> [Job]: Return the whole listing exactly as it stands.

> [Given data]:
^^^^^^^^^^^^^^^^
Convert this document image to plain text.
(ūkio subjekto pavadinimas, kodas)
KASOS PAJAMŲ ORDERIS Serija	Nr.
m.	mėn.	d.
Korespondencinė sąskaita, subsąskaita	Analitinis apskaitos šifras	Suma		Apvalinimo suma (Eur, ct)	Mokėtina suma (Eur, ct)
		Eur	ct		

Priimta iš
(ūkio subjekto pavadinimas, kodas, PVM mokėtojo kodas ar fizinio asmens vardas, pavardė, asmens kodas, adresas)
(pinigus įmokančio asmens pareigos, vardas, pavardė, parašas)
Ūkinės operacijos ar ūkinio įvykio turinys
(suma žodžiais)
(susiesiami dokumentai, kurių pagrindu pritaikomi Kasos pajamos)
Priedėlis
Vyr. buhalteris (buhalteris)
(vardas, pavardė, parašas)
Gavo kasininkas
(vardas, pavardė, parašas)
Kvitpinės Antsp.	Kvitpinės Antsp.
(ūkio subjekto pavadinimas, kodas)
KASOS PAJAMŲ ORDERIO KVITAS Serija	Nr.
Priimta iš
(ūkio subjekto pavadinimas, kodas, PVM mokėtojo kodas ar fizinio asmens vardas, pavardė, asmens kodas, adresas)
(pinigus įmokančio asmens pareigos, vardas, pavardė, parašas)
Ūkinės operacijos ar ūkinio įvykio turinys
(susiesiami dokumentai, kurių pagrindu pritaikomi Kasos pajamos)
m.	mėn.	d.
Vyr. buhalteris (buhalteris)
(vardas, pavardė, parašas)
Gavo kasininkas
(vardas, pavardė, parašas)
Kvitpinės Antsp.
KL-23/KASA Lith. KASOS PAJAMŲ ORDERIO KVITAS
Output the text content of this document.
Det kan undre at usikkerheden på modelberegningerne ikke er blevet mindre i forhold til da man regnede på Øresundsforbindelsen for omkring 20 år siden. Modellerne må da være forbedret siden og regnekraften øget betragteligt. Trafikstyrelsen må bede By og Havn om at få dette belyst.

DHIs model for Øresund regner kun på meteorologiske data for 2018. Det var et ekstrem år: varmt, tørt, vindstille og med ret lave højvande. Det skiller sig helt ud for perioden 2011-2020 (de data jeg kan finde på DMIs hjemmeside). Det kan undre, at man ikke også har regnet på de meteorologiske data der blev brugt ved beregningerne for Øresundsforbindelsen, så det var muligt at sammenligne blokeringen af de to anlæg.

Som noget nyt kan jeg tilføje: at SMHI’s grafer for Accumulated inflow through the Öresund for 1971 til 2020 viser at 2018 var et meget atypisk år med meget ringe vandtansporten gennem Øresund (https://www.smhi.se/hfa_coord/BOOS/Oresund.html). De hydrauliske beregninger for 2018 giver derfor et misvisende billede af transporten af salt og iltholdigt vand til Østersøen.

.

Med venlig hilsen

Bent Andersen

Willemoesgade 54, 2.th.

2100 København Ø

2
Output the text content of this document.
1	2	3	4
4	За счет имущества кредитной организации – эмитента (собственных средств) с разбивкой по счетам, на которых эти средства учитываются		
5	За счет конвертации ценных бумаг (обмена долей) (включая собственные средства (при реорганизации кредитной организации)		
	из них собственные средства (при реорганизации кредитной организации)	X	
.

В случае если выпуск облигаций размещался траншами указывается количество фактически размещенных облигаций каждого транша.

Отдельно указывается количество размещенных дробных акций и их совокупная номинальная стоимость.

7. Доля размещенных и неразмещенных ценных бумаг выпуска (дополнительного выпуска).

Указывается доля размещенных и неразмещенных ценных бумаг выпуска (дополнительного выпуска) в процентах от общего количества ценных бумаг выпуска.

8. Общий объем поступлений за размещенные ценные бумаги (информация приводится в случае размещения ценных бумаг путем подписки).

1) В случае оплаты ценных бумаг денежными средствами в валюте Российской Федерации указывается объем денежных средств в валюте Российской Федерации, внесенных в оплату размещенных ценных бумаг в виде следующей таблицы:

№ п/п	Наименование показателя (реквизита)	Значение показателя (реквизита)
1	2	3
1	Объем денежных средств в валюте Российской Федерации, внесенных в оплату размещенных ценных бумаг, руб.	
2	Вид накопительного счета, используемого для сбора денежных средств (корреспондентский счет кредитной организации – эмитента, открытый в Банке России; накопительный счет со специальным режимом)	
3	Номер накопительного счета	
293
^^^^^^^^^^^^^^^^
> [Full output]:
Convert this document image to plain text.
(ūkio subjekto pavadinimas, kodas)
KASOS PAJAMŲ ORDERIS Serija	Nr.
m.	mėn.	d.
Korespondencinė sąskaita, subsąskaita	Analitinis apskaitos šifras	Suma		Apvalinimo suma (Eur, ct)	Mokėtina suma (Eur, ct)
		Eur	ct		

Priimta iš
(ūkio subjekto pavadinimas, kodas, PVM mokėtojo kodas ar fizinio asmens vardas, pavardė, asmens kodas, adresas)
(pinigus įmokančio asmens pareigos, vardas, pavardė, parašas)
Ūkinės operacijos ar ūkinio įvykio turinys
(suma žodžiais)
(susiesiami dokumentai, kurių pagrindu pritaikomi Kasos pajamos)
Priedėlis
Vyr. buhalteris (buhalteris)
(vardas, pavardė, parašas)
Gavo kasininkas
(vardas, pavardė, parašas)
Kvitpinės Antsp.	Kvitpinės Antsp.
(ūkio subjekto pavadinimas, kodas)
KASOS PAJAMŲ ORDERIO KVITAS Serija	Nr.
Priimta iš
(ūkio subjekto pavadinimas, kodas, PVM mokėtojo kodas ar fizinio asmens vardas, pavardė, asmens kodas, adresas)
(pinigus įmokančio asmens pareigos, vardas, pavardė, parašas)
Ūkinės operacijos ar ūkinio įvykio turinys
(susiesiami dokumentai, kurių pagrindu pritaikomi Kasos pajamos)
m.	mėn.	d.
Vyr. buhalteris (buhalteris)
(vardas, pavardė, parašas)
Gavo kasininkas
(vardas, pavardė, parašas)
Kvitpinės Antsp.
KL-23/KASA Lith. KASOS PAJAMŲ ORDERIO KVITAS
Output the text content of this document.
Det kan undre at usikkerheden på modelberegningerne ikke er blevet mindre i forhold til da man regnede på Øresundsforbindelsen for omkring 20 år siden. Modellerne må da være forbedret siden og regnekraften øget betragteligt. Trafikstyrelsen må bede By og Havn om at få dette belyst.

DHIs model for Øresund regner kun på meteorologiske data for 2018. Det var et ekstrem år: varmt, tørt, vindstille og med ret lave højvande. Det skiller sig helt ud for perioden 2011-2020 (de data jeg kan finde på DMIs hjemmeside). Det kan undre, at man ikke også har regnet på de meteorologiske data der blev brugt ved beregningerne for Øresundsforbindelsen, så det var muligt at sammenligne blokeringen af de to anlæg.

Som noget nyt kan jeg tilføje: at SMHI’s grafer for Accumulated inflow through the Öresund for 1971 til 2020 viser at 2018 var et meget atypisk år med meget ringe vandtansporten gennem Øresund (https://www.smhi.se/hfa_coord/BOOS/Oresund.html). De hydrauliske beregninger for 2018 giver derfor et misvisende billede af transporten af salt og iltholdigt vand til Østersøen.

.

Med venlig hilsen

Bent Andersen

Willemoesgade 54, 2.th.

2100 København Ø

2
Output the text content of this document.
1	2	3	4
4	За счет имущества кредитной организации – эмитента (собственных средств) с разбивкой по счетам, на которых эти средства учитываются		
5	За счет конвертации ценных бумаг (обмена долей) (включая собственные средства (при реорганизации кредитной организации)		
	из них собственные средства (при реорганизации кредитной организации)	X	
.

В случае если выпуск облигаций размещался траншами указывается количество фактически размещенных облигаций каждого транша.

Отдельно указывается количество размещенных дробных акций и их совокупная номинальная стоимость.

7. Доля размещенных и неразмещенных ценных бумаг выпуска (дополнительного выпуска).

Указывается доля размещенных и неразмещенных ценных бумаг выпуска (дополнительного выпуска) в процентах от общего количества ценных бумаг выпуска.

8. Общий объем поступлений за размещенные ценные бумаги (информация приводится в случае размещения ценных бумаг путем подписки).

1) В случае оплаты ценных бумаг денежными средствами в валюте Российской Федерации указывается объем денежных средств в валюте Российской Федерации, внесенных в оплату размещенных ценных бумаг в виде следующей таблицы:

№ п/п	Наименование показателя (реквизита)	Значение показателя (реквизита)
1	2	3
1	Объем денежных средств в валюте Российской Федерации, внесенных в оплату размещенных ценных бумаг, руб.	
2	Вид накопительного счета, используемого для сбора денежных средств (корреспондентский счет кредитной организации – эмитента, открытый в Банке России; накопительный счет со специальным режимом)	
3	Номер накопительного счета	
293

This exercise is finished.